> **DIRECTION**: Find each line in the following listing that has the string "Gymnastics", then state the count and nothing else.

-- BEGIN --

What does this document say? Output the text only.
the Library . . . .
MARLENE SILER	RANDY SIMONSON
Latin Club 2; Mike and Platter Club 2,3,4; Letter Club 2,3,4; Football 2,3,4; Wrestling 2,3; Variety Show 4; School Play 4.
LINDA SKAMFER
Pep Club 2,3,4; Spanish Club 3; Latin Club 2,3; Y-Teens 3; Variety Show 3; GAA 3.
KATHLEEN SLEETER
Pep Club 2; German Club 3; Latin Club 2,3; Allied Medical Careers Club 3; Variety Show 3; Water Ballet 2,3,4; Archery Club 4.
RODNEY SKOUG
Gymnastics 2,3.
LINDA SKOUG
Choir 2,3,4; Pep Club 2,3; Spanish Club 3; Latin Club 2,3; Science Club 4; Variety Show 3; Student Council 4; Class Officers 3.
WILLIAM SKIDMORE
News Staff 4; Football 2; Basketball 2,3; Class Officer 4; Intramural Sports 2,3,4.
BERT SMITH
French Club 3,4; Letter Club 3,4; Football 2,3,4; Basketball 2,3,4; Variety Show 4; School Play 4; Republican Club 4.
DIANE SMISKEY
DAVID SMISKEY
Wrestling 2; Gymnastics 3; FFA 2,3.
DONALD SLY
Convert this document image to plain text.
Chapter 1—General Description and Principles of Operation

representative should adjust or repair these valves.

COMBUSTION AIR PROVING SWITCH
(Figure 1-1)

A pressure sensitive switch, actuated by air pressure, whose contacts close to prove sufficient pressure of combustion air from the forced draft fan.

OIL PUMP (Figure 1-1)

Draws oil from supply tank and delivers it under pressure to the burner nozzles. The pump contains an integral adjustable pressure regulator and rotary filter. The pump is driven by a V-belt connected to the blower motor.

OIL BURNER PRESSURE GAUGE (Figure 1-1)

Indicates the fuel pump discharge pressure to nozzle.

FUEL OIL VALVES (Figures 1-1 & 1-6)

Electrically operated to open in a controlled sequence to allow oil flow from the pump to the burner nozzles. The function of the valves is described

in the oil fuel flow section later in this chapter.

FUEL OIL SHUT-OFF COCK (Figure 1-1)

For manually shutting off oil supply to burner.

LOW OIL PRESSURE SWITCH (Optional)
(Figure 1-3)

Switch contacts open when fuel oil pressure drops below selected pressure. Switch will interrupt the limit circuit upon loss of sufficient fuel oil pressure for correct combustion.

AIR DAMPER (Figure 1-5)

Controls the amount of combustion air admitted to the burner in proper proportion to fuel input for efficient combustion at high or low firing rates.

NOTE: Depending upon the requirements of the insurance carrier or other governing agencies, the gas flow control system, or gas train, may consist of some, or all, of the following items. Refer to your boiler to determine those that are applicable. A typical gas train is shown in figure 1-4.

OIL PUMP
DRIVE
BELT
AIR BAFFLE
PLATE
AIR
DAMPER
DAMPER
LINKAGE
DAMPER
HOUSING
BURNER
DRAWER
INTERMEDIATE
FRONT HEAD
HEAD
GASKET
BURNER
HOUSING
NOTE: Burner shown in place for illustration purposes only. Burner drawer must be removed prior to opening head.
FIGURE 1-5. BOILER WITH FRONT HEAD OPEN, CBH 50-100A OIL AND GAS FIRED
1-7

-- END --
-- BEGIN --

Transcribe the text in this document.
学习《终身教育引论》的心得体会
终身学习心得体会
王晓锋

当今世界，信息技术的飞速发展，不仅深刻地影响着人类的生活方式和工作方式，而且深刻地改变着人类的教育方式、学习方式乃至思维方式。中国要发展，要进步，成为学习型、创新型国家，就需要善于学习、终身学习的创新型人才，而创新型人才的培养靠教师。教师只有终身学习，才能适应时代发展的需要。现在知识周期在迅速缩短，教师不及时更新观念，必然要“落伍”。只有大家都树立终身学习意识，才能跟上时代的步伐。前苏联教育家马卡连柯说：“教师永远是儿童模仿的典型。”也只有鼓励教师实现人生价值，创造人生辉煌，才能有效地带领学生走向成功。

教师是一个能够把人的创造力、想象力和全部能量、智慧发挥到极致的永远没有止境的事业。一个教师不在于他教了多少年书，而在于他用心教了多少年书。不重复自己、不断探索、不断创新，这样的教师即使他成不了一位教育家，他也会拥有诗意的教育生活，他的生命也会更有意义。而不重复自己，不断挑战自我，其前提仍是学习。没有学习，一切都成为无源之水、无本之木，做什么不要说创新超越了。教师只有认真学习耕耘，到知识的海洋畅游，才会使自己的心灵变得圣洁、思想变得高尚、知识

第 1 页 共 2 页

-- END --

> **OUTPUT FOR THIS EXERCISE**: 2